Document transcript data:
******

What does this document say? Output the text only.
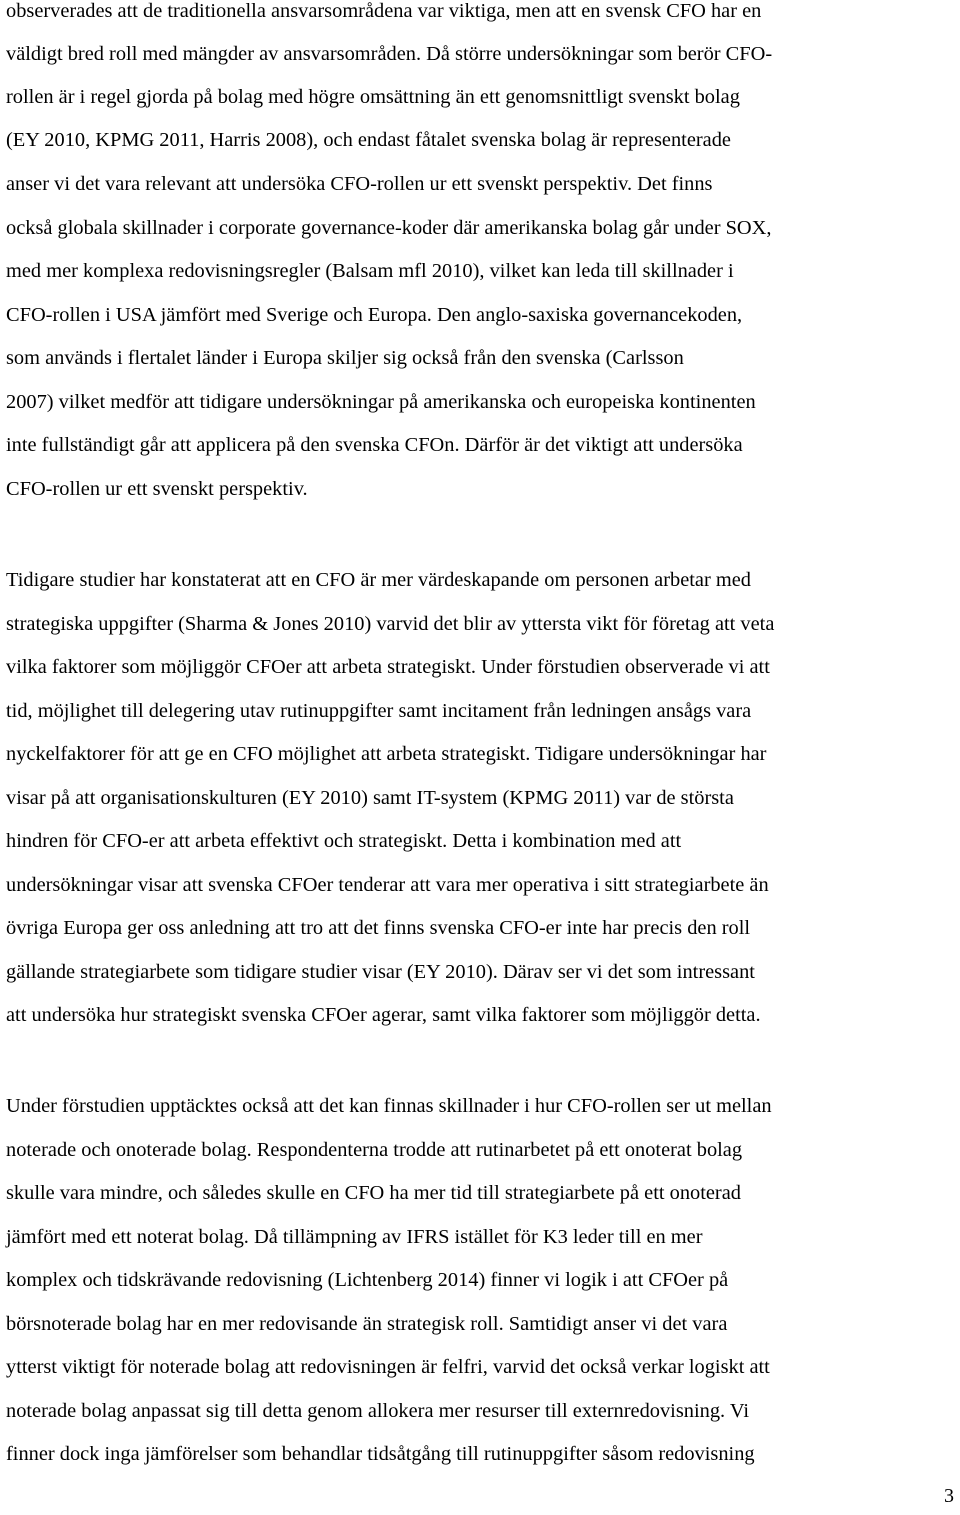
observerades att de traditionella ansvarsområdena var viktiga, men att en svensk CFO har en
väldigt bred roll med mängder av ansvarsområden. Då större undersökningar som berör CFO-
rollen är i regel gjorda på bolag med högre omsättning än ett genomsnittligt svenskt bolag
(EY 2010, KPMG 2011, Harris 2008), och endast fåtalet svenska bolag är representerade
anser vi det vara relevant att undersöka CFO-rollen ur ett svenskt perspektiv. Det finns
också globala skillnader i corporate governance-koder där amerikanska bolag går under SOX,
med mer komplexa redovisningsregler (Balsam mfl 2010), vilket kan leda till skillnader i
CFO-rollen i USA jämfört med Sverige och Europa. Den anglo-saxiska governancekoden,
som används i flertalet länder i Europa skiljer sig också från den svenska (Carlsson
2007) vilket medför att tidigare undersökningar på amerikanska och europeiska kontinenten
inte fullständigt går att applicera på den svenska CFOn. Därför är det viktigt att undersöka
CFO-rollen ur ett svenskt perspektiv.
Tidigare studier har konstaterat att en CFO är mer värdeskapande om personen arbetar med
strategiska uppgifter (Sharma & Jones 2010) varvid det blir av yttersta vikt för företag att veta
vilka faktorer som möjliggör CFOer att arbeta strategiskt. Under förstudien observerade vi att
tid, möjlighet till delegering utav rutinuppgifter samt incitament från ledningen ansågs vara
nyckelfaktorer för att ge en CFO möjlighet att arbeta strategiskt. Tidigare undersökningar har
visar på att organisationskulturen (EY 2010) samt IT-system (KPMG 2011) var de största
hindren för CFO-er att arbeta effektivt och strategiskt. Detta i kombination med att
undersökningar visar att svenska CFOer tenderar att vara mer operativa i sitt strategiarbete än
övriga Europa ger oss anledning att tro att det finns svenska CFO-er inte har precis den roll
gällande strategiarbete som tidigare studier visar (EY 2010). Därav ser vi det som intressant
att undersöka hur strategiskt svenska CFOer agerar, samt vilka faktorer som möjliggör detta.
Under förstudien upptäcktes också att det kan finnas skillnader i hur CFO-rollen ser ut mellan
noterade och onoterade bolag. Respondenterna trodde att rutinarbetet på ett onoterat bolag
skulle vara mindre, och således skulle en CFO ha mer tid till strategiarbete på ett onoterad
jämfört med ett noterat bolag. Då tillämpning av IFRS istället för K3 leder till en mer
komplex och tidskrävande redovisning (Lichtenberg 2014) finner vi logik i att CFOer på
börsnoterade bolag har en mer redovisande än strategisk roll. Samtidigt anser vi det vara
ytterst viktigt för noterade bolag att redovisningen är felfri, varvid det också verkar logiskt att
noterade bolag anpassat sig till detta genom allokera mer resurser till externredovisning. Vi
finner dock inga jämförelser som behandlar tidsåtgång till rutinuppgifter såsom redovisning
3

******

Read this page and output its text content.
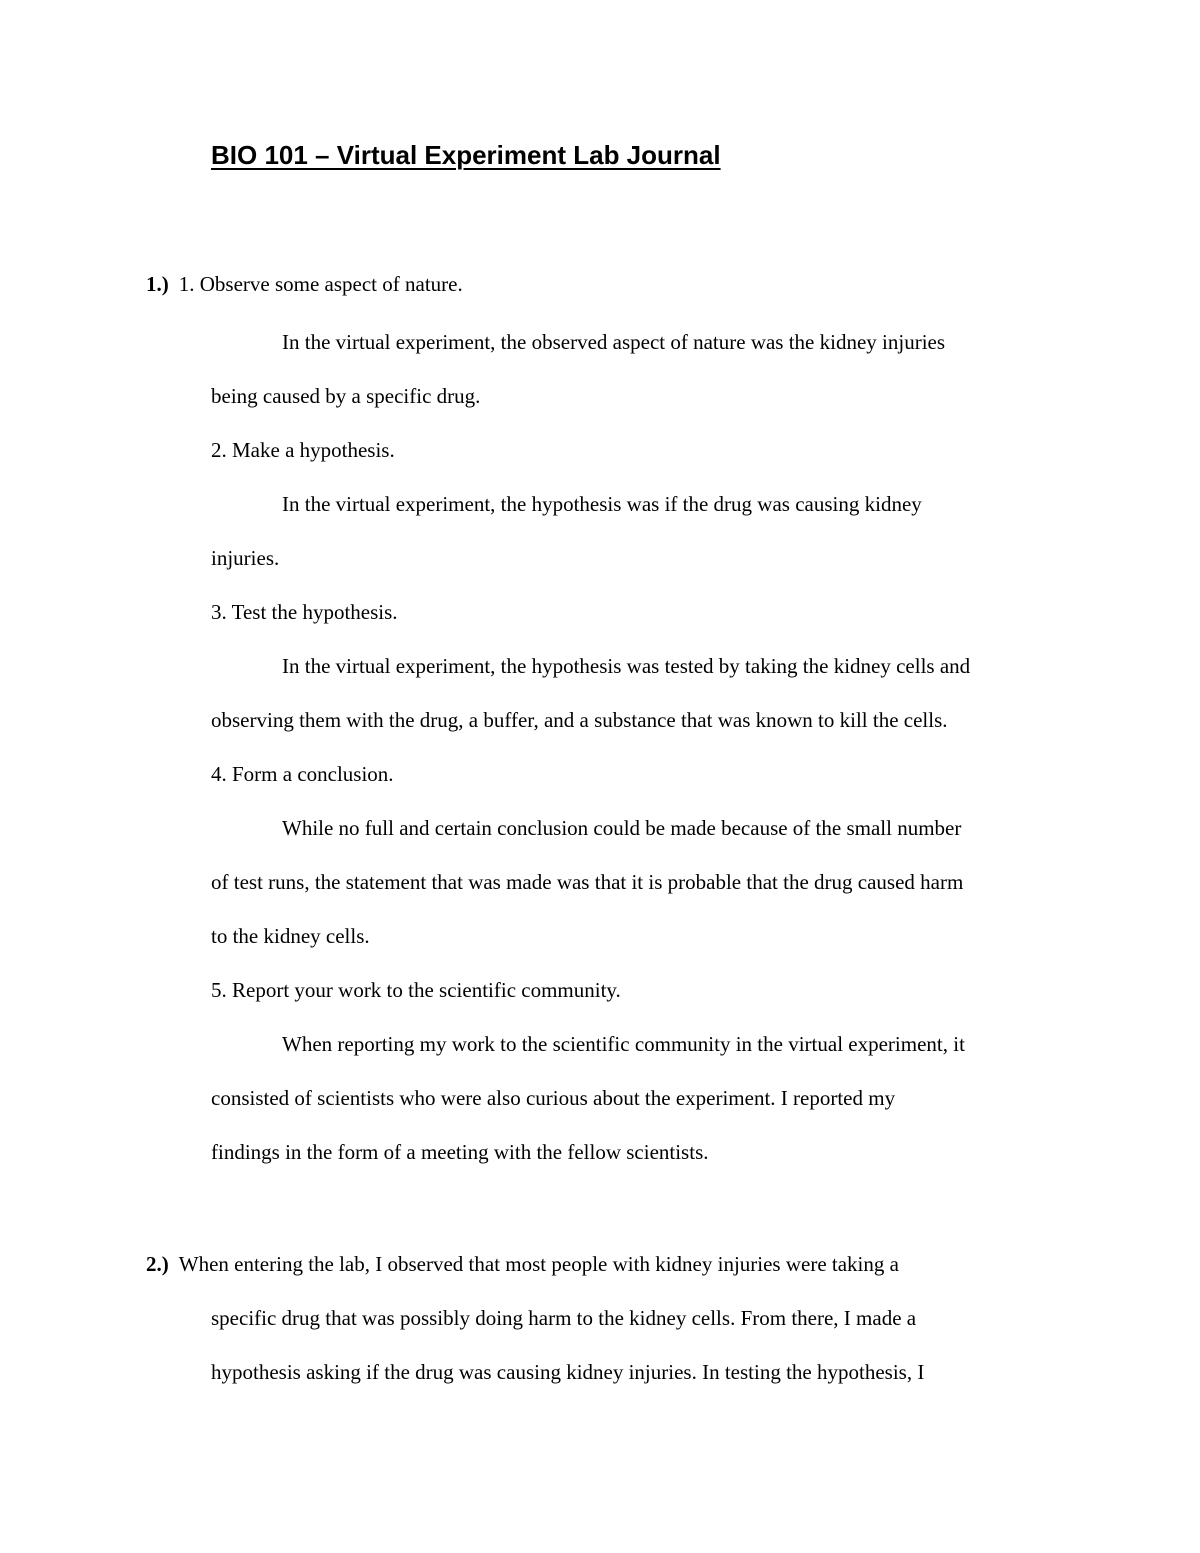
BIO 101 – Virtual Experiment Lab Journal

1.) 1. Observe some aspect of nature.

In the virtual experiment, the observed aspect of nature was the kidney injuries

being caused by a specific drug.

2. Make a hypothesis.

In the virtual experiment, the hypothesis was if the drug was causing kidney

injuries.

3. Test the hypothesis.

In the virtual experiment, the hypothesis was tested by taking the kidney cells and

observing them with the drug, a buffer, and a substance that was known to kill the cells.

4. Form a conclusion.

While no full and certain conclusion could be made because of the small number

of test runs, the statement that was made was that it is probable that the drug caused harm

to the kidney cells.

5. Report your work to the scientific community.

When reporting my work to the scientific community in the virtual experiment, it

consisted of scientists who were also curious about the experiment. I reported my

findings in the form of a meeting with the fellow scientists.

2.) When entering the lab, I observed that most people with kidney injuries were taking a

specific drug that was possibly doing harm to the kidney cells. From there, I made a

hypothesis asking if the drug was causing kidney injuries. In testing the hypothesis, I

******

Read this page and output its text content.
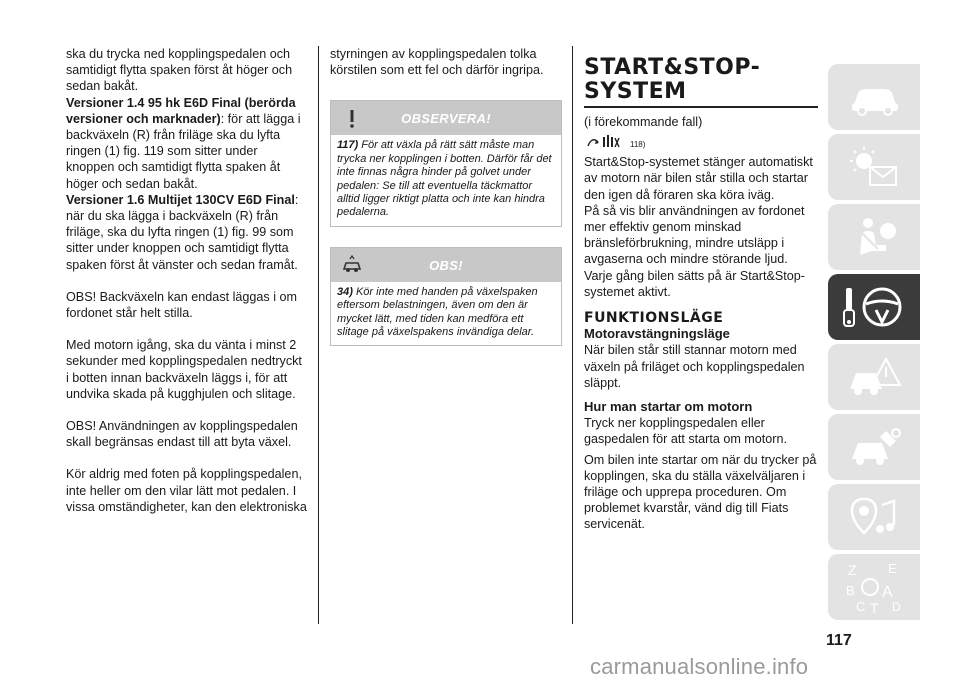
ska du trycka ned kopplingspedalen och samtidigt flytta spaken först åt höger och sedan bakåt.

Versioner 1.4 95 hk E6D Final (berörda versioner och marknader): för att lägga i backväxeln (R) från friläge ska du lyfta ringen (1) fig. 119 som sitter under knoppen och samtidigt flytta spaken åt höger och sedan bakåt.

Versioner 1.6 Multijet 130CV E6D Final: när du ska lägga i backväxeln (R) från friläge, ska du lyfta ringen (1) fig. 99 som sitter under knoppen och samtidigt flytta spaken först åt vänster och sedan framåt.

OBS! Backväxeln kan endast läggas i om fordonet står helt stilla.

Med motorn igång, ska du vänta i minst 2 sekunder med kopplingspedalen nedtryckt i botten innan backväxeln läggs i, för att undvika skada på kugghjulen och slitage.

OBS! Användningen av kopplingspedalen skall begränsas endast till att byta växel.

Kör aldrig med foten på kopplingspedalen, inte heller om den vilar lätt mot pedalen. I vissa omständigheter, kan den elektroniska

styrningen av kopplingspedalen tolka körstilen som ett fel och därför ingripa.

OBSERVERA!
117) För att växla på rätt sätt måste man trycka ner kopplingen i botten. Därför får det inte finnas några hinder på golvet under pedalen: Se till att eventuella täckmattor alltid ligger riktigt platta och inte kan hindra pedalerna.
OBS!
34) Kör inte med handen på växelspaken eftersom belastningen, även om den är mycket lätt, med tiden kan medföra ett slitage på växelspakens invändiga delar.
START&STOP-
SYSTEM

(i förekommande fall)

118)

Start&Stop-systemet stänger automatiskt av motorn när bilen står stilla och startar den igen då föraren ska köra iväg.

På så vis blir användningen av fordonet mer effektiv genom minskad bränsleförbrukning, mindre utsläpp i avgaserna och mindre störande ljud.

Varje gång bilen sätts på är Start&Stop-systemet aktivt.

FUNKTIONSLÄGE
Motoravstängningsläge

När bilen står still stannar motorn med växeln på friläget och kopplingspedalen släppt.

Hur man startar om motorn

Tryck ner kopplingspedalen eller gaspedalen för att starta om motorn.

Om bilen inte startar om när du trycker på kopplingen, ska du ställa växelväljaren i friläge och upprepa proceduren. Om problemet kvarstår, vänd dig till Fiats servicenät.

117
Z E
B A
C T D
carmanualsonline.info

******

The string "vilka" appears on some lines of the data; count those lines and report only how many there are.

**Output:** 2